> DATA ROWS
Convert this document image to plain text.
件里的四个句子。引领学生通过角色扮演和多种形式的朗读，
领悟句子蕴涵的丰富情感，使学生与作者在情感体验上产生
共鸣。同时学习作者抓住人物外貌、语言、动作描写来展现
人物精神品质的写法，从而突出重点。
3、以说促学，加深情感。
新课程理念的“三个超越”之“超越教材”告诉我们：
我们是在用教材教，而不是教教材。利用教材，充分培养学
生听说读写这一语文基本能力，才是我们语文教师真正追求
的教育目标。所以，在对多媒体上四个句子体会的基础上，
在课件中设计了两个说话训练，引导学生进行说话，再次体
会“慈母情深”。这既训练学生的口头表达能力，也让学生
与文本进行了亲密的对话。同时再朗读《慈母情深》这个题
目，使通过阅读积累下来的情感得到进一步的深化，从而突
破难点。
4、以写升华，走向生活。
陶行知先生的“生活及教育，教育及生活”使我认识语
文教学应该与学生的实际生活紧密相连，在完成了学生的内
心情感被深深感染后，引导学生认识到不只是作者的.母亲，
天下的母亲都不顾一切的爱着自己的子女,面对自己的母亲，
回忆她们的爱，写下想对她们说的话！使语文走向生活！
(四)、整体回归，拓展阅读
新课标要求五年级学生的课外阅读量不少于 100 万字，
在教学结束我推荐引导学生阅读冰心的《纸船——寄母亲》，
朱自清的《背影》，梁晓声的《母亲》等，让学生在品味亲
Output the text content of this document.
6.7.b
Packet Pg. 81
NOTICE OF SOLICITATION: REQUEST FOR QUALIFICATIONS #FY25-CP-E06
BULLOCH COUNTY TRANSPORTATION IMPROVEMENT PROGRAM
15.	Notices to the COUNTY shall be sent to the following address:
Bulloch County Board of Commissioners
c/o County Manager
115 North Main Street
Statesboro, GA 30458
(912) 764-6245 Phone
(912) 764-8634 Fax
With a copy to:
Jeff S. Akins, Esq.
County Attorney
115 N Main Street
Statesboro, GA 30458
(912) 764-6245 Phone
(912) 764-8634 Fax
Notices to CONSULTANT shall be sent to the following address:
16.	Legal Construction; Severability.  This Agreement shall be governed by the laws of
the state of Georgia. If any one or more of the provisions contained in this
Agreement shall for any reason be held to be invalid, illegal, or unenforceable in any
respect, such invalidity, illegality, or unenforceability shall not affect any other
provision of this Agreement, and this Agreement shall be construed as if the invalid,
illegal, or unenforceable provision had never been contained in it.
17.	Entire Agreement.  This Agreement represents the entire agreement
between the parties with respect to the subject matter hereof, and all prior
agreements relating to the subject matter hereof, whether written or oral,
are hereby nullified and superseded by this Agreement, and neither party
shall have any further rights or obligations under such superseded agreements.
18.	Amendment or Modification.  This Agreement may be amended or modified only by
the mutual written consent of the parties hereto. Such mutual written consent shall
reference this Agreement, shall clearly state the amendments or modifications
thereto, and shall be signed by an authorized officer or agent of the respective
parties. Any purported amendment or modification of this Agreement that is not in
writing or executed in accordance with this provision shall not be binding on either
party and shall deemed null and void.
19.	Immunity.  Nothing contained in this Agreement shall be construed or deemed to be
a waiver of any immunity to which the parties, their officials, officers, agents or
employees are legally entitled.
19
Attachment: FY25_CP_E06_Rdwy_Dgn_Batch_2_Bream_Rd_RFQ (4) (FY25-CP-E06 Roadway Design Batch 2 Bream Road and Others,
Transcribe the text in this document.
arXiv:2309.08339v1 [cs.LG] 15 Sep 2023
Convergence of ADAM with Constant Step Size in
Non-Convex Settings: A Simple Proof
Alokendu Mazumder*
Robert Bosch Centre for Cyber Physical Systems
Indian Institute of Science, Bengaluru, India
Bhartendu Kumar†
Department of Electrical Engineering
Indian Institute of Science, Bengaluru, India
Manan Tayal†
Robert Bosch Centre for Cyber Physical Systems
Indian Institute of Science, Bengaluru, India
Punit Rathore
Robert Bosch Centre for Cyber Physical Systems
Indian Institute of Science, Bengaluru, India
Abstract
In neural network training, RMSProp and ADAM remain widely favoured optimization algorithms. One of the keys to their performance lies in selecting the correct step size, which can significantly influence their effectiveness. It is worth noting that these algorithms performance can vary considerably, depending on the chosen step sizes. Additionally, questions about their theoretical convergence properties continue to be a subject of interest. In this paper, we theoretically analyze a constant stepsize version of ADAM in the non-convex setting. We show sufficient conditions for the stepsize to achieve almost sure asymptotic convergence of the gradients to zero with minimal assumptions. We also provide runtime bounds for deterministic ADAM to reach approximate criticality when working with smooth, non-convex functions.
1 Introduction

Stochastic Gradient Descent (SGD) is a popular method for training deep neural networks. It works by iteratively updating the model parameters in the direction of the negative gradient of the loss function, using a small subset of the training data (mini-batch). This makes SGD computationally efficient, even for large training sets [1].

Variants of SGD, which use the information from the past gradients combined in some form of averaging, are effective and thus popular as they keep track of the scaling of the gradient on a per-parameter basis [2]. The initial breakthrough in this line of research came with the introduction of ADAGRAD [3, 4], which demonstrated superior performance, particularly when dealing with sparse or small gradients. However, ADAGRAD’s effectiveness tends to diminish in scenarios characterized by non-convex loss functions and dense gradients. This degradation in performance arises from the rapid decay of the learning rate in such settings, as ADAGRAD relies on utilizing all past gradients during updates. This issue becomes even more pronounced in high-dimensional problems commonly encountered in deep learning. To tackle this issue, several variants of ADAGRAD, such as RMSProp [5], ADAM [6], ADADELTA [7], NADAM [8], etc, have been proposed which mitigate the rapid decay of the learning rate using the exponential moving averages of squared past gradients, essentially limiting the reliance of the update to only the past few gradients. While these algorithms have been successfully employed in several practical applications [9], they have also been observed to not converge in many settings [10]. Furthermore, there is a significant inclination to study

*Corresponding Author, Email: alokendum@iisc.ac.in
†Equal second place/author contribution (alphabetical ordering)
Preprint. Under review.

> THE PROBLEM
Show the lines where the word "superseded" appears in the entries.

> RESPONSE TO THIS TASK
are hereby nullified and superseded by this Agreement, and neither party
shall have any further rights or obligations under such superseded agreements.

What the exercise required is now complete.